> **Written problem**
Give every entry again, word for word.

+++

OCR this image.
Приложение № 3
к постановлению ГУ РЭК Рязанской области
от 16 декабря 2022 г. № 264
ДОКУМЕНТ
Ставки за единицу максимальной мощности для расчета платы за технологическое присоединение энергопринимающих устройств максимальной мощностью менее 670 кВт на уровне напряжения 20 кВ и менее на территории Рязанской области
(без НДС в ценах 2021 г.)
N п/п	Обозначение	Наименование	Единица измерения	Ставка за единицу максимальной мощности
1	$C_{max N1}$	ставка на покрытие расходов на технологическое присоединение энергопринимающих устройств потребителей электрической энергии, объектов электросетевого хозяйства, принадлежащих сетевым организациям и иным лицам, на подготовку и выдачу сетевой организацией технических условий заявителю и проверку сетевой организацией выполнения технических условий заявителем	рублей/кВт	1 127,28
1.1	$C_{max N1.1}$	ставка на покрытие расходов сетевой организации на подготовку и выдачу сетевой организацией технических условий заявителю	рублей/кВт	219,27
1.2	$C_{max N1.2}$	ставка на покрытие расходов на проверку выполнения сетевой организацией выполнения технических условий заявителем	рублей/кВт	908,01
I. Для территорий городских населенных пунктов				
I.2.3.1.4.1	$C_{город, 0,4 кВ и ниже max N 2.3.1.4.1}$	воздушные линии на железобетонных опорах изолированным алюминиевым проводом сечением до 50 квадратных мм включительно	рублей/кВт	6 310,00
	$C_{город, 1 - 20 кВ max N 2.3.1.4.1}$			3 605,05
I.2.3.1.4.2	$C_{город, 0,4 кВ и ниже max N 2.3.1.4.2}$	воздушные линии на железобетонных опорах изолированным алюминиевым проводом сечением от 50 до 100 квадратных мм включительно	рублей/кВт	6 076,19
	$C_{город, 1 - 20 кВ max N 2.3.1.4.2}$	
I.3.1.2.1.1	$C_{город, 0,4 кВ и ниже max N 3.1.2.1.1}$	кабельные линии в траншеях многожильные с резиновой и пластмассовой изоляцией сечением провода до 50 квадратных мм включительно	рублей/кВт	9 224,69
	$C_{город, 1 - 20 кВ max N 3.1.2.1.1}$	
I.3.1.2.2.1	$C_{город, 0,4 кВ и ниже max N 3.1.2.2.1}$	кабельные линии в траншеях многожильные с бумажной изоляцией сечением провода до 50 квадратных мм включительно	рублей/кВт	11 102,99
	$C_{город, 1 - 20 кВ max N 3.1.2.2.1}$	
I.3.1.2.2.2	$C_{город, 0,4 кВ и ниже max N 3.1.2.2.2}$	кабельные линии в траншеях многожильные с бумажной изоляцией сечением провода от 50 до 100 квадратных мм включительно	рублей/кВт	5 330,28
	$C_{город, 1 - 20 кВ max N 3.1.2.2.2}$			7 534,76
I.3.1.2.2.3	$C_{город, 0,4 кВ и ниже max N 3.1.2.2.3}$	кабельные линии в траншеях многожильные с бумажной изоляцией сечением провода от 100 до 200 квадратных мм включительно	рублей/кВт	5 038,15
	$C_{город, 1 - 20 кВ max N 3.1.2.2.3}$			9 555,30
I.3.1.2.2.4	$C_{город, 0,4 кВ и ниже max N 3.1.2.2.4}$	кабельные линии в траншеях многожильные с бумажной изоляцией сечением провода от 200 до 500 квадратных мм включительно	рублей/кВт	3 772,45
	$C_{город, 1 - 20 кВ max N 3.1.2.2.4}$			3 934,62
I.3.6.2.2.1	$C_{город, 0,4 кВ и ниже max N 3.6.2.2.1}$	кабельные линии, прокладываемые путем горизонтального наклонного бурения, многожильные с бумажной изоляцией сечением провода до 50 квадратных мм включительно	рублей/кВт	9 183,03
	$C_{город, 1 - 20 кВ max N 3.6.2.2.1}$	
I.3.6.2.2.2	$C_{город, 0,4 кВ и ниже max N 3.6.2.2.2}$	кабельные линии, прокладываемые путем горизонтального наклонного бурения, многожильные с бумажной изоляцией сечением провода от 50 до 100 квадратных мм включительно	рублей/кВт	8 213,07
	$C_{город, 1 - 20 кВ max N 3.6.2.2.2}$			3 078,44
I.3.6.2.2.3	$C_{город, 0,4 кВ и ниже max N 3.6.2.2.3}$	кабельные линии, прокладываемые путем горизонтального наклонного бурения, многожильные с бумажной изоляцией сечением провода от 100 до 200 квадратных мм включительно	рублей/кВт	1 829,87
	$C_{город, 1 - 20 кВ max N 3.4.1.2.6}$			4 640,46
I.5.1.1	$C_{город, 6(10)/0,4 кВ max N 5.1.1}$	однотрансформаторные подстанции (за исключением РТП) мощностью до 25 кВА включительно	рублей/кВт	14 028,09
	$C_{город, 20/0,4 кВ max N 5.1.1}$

+++

> **Task answer**
OCR this image.
Приложение № 3
к постановлению ГУ РЭК Рязанской области
от 16 декабря 2022 г. № 264
ДОКУМЕНТ
Ставки за единицу максимальной мощности для расчета платы за технологическое присоединение энергопринимающих устройств максимальной мощностью менее 670 кВт на уровне напряжения 20 кВ и менее на территории Рязанской области
(без НДС в ценах 2021 г.)
N п/п	Обозначение	Наименование	Единица измерения	Ставка за единицу максимальной мощности
1	$C_{max N1}$	ставка на покрытие расходов на технологическое присоединение энергопринимающих устройств потребителей электрической энергии, объектов электросетевого хозяйства, принадлежащих сетевым организациям и иным лицам, на подготовку и выдачу сетевой организацией технических условий заявителю и проверку сетевой организацией выполнения технических условий заявителем	рублей/кВт	1 127,28
1.1	$C_{max N1.1}$	ставка на покрытие расходов сетевой организации на подготовку и выдачу сетевой организацией технических условий заявителю	рублей/кВт	219,27
1.2	$C_{max N1.2}$	ставка на покрытие расходов на проверку выполнения сетевой организацией выполнения технических условий заявителем	рублей/кВт	908,01
I. Для территорий городских населенных пунктов				
I.2.3.1.4.1	$C_{город, 0,4 кВ и ниже max N 2.3.1.4.1}$	воздушные линии на железобетонных опорах изолированным алюминиевым проводом сечением до 50 квадратных мм включительно	рублей/кВт	6 310,00
	$C_{город, 1 - 20 кВ max N 2.3.1.4.1}$			3 605,05
I.2.3.1.4.2	$C_{город, 0,4 кВ и ниже max N 2.3.1.4.2}$	воздушные линии на железобетонных опорах изолированным алюминиевым проводом сечением от 50 до 100 квадратных мм включительно	рублей/кВт	6 076,19
	$C_{город, 1 - 20 кВ max N 2.3.1.4.2}$	
I.3.1.2.1.1	$C_{город, 0,4 кВ и ниже max N 3.1.2.1.1}$	кабельные линии в траншеях многожильные с резиновой и пластмассовой изоляцией сечением провода до 50 квадратных мм включительно	рублей/кВт	9 224,69
	$C_{город, 1 - 20 кВ max N 3.1.2.1.1}$	
I.3.1.2.2.1	$C_{город, 0,4 кВ и ниже max N 3.1.2.2.1}$	кабельные линии в траншеях многожильные с бумажной изоляцией сечением провода до 50 квадратных мм включительно	рублей/кВт	11 102,99
	$C_{город, 1 - 20 кВ max N 3.1.2.2.1}$	
I.3.1.2.2.2	$C_{город, 0,4 кВ и ниже max N 3.1.2.2.2}$	кабельные линии в траншеях многожильные с бумажной изоляцией сечением провода от 50 до 100 квадратных мм включительно	рублей/кВт	5 330,28
	$C_{город, 1 - 20 кВ max N 3.1.2.2.2}$			7 534,76
I.3.1.2.2.3	$C_{город, 0,4 кВ и ниже max N 3.1.2.2.3}$	кабельные линии в траншеях многожильные с бумажной изоляцией сечением провода от 100 до 200 квадратных мм включительно	рублей/кВт	5 038,15
	$C_{город, 1 - 20 кВ max N 3.1.2.2.3}$			9 555,30
I.3.1.2.2.4	$C_{город, 0,4 кВ и ниже max N 3.1.2.2.4}$	кабельные линии в траншеях многожильные с бумажной изоляцией сечением провода от 200 до 500 квадратных мм включительно	рублей/кВт	3 772,45
	$C_{город, 1 - 20 кВ max N 3.1.2.2.4}$			3 934,62
I.3.6.2.2.1	$C_{город, 0,4 кВ и ниже max N 3.6.2.2.1}$	кабельные линии, прокладываемые путем горизонтального наклонного бурения, многожильные с бумажной изоляцией сечением провода до 50 квадратных мм включительно	рублей/кВт	9 183,03
	$C_{город, 1 - 20 кВ max N 3.6.2.2.1}$	
I.3.6.2.2.2	$C_{город, 0,4 кВ и ниже max N 3.6.2.2.2}$	кабельные линии, прокладываемые путем горизонтального наклонного бурения, многожильные с бумажной изоляцией сечением провода от 50 до 100 квадратных мм включительно	рублей/кВт	8 213,07
	$C_{город, 1 - 20 кВ max N 3.6.2.2.2}$			3 078,44
I.3.6.2.2.3	$C_{город, 0,4 кВ и ниже max N 3.6.2.2.3}$	кабельные линии, прокладываемые путем горизонтального наклонного бурения, многожильные с бумажной изоляцией сечением провода от 100 до 200 квадратных мм включительно	рублей/кВт	1 829,87
	$C_{город, 1 - 20 кВ max N 3.4.1.2.6}$			4 640,46
I.5.1.1	$C_{город, 6(10)/0,4 кВ max N 5.1.1}$	однотрансформаторные подстанции (за исключением РТП) мощностью до 25 кВА включительно	рублей/кВт	14 028,09
	$C_{город, 20/0,4 кВ max N 5.1.1}$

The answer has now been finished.